* **Your task**:
Return all entries precisely as they stand, without the images.

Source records
----

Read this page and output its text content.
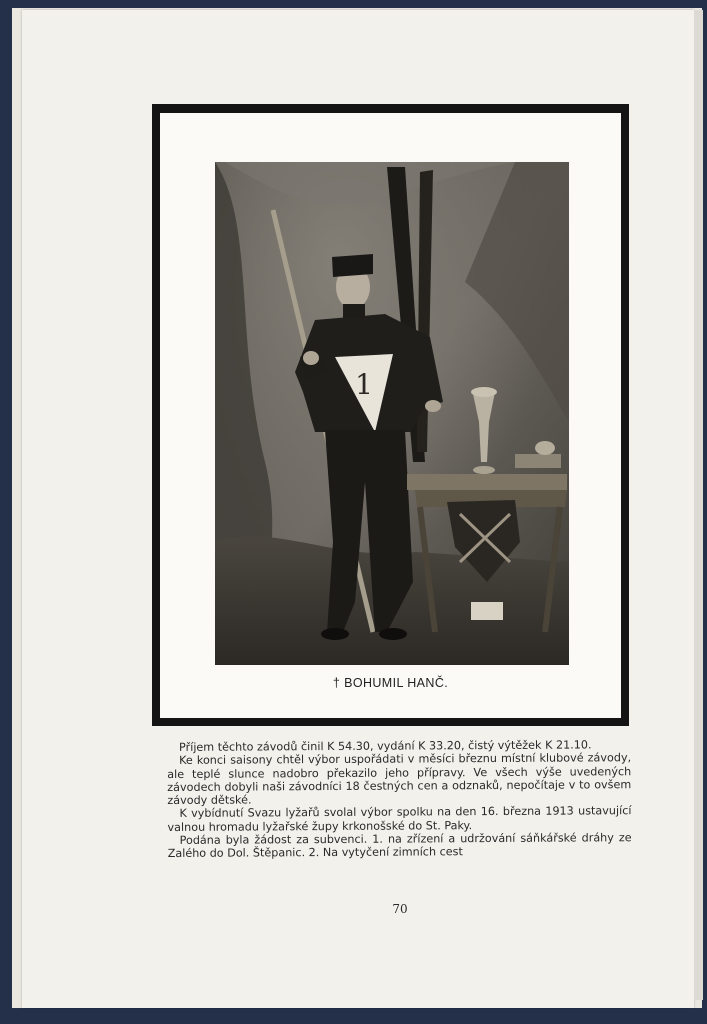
1
† BOHUMIL HANČ.

Příjem těchto závodů činil K 54.30, vydání K 33.20, čistý výtěžek K 21.10.

Ke konci saisony chtěl výbor uspořádati v měsíci březnu místní klubové závody, ale teplé slunce nadobro překazilo jeho přípravy. Ve všech výše uvedených závodech dobyli naši závodníci 18 čestných cen a odznaků, nepočítaje v to ovšem závody dětské.

K vybídnutí Svazu lyžařů svolal výbor spolku na den 16. března 1913 ustavující valnou hromadu lyžařské župy krkonošské do St. Paky.

Podána byla žádost za subvenci. 1. na zřízení a udržování sáňkářské dráhy ze Zalého do Dol. Štěpanic. 2. Na vytyčení zimních cest

70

----

* **Written answer**:
Read this page and output its text content.
1
† BOHUMIL HANČ.

Příjem těchto závodů činil K 54.30, vydání K 33.20, čistý výtěžek K 21.10.

Ke konci saisony chtěl výbor uspořádati v měsíci březnu místní klubové závody, ale teplé slunce nadobro překazilo jeho přípravy. Ve všech výše uvedených závodech dobyli naši závodníci 18 čestných cen a odznaků, nepočítaje v to ovšem závody dětské.

K vybídnutí Svazu lyžařů svolal výbor spolku na den 16. března 1913 ustavující valnou hromadu lyžařské župy krkonošské do St. Paky.

Podána byla žádost za subvenci. 1. na zřízení a udržování sáňkářské dráhy ze Zalého do Dol. Štěpanic. 2. Na vytyčení zimních cest

70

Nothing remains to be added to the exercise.